--- BEGIN Data shown ---

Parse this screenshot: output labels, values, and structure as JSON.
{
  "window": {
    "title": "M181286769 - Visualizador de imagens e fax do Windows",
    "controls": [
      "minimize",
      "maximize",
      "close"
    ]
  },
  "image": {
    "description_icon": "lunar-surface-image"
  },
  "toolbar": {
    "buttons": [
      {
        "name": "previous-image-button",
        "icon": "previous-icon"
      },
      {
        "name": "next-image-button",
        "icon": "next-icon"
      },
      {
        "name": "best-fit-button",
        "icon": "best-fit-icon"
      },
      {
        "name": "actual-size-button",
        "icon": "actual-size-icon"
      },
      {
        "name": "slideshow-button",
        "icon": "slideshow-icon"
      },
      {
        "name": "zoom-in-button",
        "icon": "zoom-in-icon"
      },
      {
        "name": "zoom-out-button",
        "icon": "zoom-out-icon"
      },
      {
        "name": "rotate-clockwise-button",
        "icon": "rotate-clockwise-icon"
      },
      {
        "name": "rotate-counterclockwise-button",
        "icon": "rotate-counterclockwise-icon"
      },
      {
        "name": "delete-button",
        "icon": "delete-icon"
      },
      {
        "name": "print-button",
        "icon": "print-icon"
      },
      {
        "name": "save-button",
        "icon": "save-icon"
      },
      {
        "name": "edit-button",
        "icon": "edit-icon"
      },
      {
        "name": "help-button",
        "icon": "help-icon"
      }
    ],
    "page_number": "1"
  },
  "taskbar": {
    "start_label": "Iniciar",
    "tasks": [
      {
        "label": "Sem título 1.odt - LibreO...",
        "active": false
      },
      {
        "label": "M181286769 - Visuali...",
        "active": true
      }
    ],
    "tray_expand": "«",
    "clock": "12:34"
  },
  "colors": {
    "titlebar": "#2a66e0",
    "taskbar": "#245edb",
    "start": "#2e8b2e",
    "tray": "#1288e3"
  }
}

--- END Data shown ---

Say how many lines in this material hold "delete", and say nothing else.

* _Exercise output_:
2